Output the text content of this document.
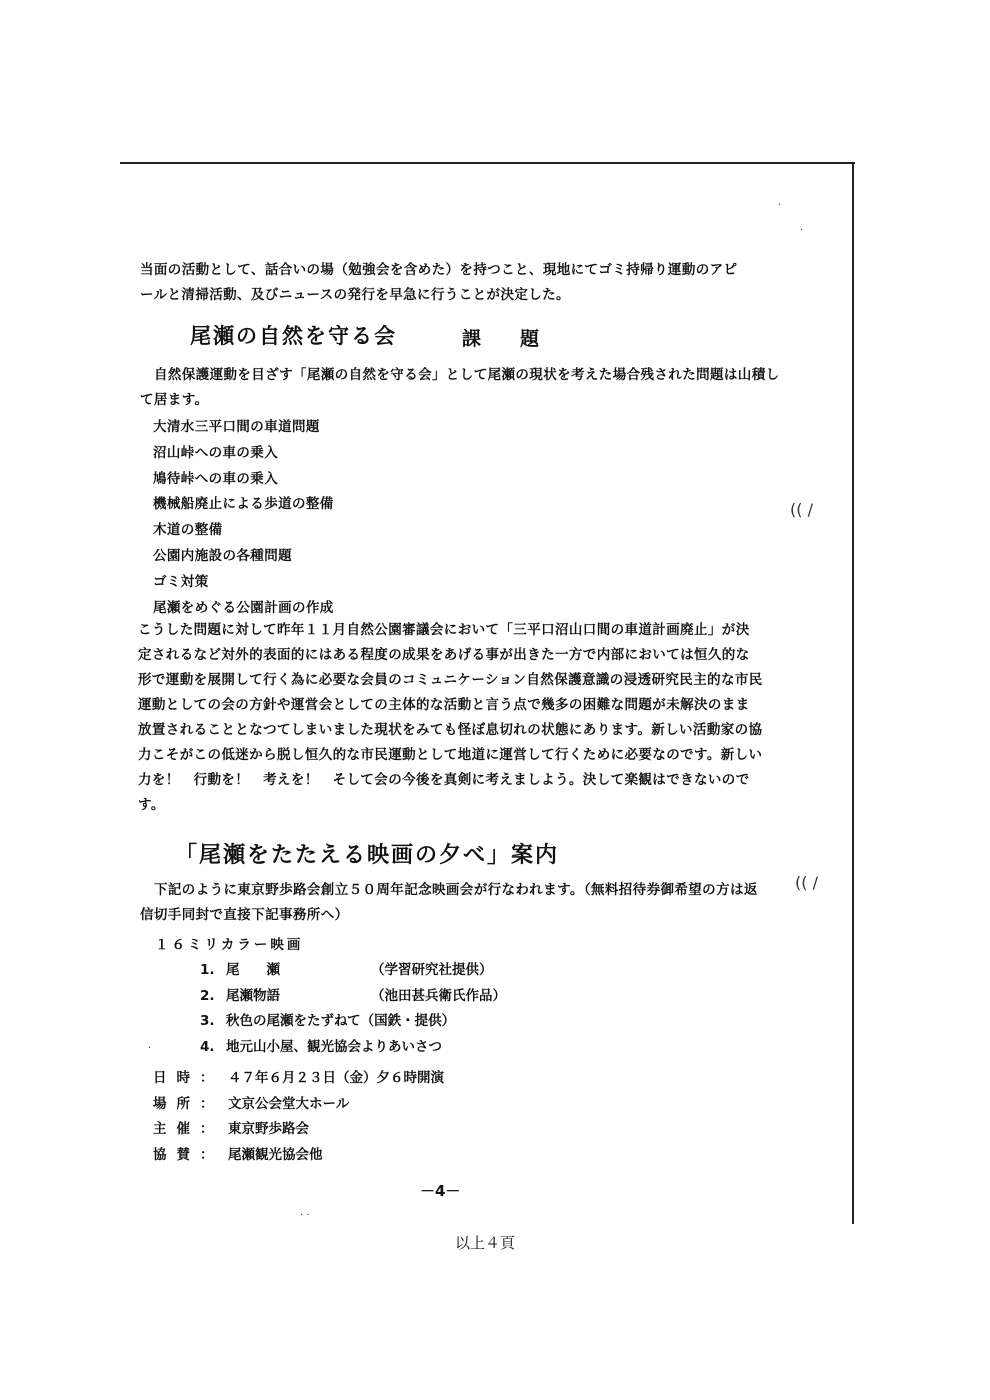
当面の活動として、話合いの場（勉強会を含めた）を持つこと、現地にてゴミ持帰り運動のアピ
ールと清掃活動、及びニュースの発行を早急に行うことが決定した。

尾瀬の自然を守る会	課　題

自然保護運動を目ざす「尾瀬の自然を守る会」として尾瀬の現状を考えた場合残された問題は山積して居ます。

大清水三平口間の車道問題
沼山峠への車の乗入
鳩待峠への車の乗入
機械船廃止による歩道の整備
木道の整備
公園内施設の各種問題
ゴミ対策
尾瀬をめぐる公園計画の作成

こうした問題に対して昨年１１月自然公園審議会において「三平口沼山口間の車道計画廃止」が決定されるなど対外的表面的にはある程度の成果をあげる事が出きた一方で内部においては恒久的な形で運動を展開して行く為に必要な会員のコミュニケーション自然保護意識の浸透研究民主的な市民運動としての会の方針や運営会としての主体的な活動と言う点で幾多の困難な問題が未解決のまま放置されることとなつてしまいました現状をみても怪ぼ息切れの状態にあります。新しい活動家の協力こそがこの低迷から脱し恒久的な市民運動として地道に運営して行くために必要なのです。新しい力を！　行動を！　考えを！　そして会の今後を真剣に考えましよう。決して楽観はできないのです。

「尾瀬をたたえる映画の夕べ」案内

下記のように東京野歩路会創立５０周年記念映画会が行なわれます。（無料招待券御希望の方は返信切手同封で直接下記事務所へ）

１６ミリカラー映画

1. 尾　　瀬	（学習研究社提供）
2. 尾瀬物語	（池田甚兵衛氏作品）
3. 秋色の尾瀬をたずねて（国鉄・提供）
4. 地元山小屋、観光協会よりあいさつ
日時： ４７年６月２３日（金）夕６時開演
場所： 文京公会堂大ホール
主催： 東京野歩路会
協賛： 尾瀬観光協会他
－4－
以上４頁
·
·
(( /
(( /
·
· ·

▶ [Written task]
The records above need to be restated word for word, with the pictures left out.

▶ [Solution to the problem]
Output the text content of this document.
当面の活動として、話合いの場（勉強会を含めた）を持つこと、現地にてゴミ持帰り運動のアピ
ールと清掃活動、及びニュースの発行を早急に行うことが決定した。

尾瀬の自然を守る会	課　題

自然保護運動を目ざす「尾瀬の自然を守る会」として尾瀬の現状を考えた場合残された問題は山積して居ます。

大清水三平口間の車道問題
沼山峠への車の乗入
鳩待峠への車の乗入
機械船廃止による歩道の整備
木道の整備
公園内施設の各種問題
ゴミ対策
尾瀬をめぐる公園計画の作成

こうした問題に対して昨年１１月自然公園審議会において「三平口沼山口間の車道計画廃止」が決定されるなど対外的表面的にはある程度の成果をあげる事が出きた一方で内部においては恒久的な形で運動を展開して行く為に必要な会員のコミュニケーション自然保護意識の浸透研究民主的な市民運動としての会の方針や運営会としての主体的な活動と言う点で幾多の困難な問題が未解決のまま放置されることとなつてしまいました現状をみても怪ぼ息切れの状態にあります。新しい活動家の協力こそがこの低迷から脱し恒久的な市民運動として地道に運営して行くために必要なのです。新しい力を！　行動を！　考えを！　そして会の今後を真剣に考えましよう。決して楽観はできないのです。

「尾瀬をたたえる映画の夕べ」案内

下記のように東京野歩路会創立５０周年記念映画会が行なわれます。（無料招待券御希望の方は返信切手同封で直接下記事務所へ）

１６ミリカラー映画

1. 尾　　瀬	（学習研究社提供）
2. 尾瀬物語	（池田甚兵衛氏作品）
3. 秋色の尾瀬をたずねて（国鉄・提供）
4. 地元山小屋、観光協会よりあいさつ
日時： ４７年６月２３日（金）夕６時開演
場所： 文京公会堂大ホール
主催： 東京野歩路会
協賛： 尾瀬観光協会他
－4－
以上４頁
·
·
(( /
(( /
·
· ·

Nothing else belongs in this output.